• Your objective
Below is a block of data; give all of it again word for word.

..........

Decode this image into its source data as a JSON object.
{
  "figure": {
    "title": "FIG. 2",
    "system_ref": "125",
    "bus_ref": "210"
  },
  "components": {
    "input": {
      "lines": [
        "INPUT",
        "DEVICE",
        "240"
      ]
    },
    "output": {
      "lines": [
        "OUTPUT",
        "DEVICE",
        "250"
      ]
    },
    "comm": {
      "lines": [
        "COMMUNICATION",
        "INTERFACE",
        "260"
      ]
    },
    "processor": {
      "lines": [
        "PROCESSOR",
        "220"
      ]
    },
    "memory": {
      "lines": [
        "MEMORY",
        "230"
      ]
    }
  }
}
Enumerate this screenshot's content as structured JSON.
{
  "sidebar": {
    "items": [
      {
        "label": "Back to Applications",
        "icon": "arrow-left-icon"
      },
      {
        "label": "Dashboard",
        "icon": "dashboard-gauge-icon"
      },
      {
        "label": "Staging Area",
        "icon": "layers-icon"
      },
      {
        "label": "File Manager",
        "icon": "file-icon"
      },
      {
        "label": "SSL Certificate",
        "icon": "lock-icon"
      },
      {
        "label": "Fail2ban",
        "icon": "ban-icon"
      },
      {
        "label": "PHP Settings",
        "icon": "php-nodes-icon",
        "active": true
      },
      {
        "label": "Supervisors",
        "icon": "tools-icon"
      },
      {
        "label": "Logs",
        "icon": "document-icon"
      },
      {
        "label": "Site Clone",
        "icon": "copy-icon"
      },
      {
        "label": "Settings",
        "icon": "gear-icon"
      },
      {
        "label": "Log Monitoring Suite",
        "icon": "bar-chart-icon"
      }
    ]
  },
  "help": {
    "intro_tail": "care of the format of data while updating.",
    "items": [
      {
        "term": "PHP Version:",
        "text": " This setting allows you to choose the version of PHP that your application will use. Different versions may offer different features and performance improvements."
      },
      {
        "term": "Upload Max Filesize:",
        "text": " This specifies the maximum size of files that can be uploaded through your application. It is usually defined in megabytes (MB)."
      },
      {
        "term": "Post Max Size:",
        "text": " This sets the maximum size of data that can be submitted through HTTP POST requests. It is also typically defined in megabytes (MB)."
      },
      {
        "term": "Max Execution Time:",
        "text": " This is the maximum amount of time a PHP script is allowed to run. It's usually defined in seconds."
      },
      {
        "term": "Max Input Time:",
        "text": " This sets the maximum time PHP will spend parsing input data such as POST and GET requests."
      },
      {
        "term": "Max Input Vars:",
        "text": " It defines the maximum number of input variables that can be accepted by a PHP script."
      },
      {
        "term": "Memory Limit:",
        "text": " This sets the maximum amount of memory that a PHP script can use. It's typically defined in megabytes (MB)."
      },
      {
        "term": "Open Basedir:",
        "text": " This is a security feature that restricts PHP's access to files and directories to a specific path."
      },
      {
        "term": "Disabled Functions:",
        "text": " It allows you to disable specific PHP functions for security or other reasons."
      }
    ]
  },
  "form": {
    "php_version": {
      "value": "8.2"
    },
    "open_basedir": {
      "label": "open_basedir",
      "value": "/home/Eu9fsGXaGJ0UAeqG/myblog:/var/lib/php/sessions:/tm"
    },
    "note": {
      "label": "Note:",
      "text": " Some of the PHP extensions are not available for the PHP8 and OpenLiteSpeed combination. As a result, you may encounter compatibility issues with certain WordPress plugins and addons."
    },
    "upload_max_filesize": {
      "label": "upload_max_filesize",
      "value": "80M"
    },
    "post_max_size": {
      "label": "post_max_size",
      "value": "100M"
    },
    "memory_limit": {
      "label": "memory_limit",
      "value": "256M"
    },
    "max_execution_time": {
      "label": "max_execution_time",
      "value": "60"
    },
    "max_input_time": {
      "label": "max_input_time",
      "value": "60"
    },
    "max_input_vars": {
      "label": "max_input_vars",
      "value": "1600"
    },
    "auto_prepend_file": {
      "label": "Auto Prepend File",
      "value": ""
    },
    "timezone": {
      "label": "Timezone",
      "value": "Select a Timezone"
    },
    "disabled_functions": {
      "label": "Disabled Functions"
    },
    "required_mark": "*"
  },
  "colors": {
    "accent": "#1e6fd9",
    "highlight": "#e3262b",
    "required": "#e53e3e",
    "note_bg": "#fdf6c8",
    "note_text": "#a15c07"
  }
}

..........

• Exercise result
Decode this image into its source data as a JSON object.
{
  "figure": {
    "title": "FIG. 2",
    "system_ref": "125",
    "bus_ref": "210"
  },
  "components": {
    "input": {
      "lines": [
        "INPUT",
        "DEVICE",
        "240"
      ]
    },
    "output": {
      "lines": [
        "OUTPUT",
        "DEVICE",
        "250"
      ]
    },
    "comm": {
      "lines": [
        "COMMUNICATION",
        "INTERFACE",
        "260"
      ]
    },
    "processor": {
      "lines": [
        "PROCESSOR",
        "220"
      ]
    },
    "memory": {
      "lines": [
        "MEMORY",
        "230"
      ]
    }
  }
}
Enumerate this screenshot's content as structured JSON.
{
  "sidebar": {
    "items": [
      {
        "label": "Back to Applications",
        "icon": "arrow-left-icon"
      },
      {
        "label": "Dashboard",
        "icon": "dashboard-gauge-icon"
      },
      {
        "label": "Staging Area",
        "icon": "layers-icon"
      },
      {
        "label": "File Manager",
        "icon": "file-icon"
      },
      {
        "label": "SSL Certificate",
        "icon": "lock-icon"
      },
      {
        "label": "Fail2ban",
        "icon": "ban-icon"
      },
      {
        "label": "PHP Settings",
        "icon": "php-nodes-icon",
        "active": true
      },
      {
        "label": "Supervisors",
        "icon": "tools-icon"
      },
      {
        "label": "Logs",
        "icon": "document-icon"
      },
      {
        "label": "Site Clone",
        "icon": "copy-icon"
      },
      {
        "label": "Settings",
        "icon": "gear-icon"
      },
      {
        "label": "Log Monitoring Suite",
        "icon": "bar-chart-icon"
      }
    ]
  },
  "help": {
    "intro_tail": "care of the format of data while updating.",
    "items": [
      {
        "term": "PHP Version:",
        "text": " This setting allows you to choose the version of PHP that your application will use. Different versions may offer different features and performance improvements."
      },
      {
        "term": "Upload Max Filesize:",
        "text": " This specifies the maximum size of files that can be uploaded through your application. It is usually defined in megabytes (MB)."
      },
      {
        "term": "Post Max Size:",
        "text": " This sets the maximum size of data that can be submitted through HTTP POST requests. It is also typically defined in megabytes (MB)."
      },
      {
        "term": "Max Execution Time:",
        "text": " This is the maximum amount of time a PHP script is allowed to run. It's usually defined in seconds."
      },
      {
        "term": "Max Input Time:",
        "text": " This sets the maximum time PHP will spend parsing input data such as POST and GET requests."
      },
      {
        "term": "Max Input Vars:",
        "text": " It defines the maximum number of input variables that can be accepted by a PHP script."
      },
      {
        "term": "Memory Limit:",
        "text": " This sets the maximum amount of memory that a PHP script can use. It's typically defined in megabytes (MB)."
      },
      {
        "term": "Open Basedir:",
        "text": " This is a security feature that restricts PHP's access to files and directories to a specific path."
      },
      {
        "term": "Disabled Functions:",
        "text": " It allows you to disable specific PHP functions for security or other reasons."
      }
    ]
  },
  "form": {
    "php_version": {
      "value": "8.2"
    },
    "open_basedir": {
      "label": "open_basedir",
      "value": "/home/Eu9fsGXaGJ0UAeqG/myblog:/var/lib/php/sessions:/tm"
    },
    "note": {
      "label": "Note:",
      "text": " Some of the PHP extensions are not available for the PHP8 and OpenLiteSpeed combination. As a result, you may encounter compatibility issues with certain WordPress plugins and addons."
    },
    "upload_max_filesize": {
      "label": "upload_max_filesize",
      "value": "80M"
    },
    "post_max_size": {
      "label": "post_max_size",
      "value": "100M"
    },
    "memory_limit": {
      "label": "memory_limit",
      "value": "256M"
    },
    "max_execution_time": {
      "label": "max_execution_time",
      "value": "60"
    },
    "max_input_time": {
      "label": "max_input_time",
      "value": "60"
    },
    "max_input_vars": {
      "label": "max_input_vars",
      "value": "1600"
    },
    "auto_prepend_file": {
      "label": "Auto Prepend File",
      "value": ""
    },
    "timezone": {
      "label": "Timezone",
      "value": "Select a Timezone"
    },
    "disabled_functions": {
      "label": "Disabled Functions"
    },
    "required_mark": "*"
  },
  "colors": {
    "accent": "#1e6fd9",
    "highlight": "#e3262b",
    "required": "#e53e3e",
    "note_bg": "#fdf6c8",
    "note_text": "#a15c07"
  }
}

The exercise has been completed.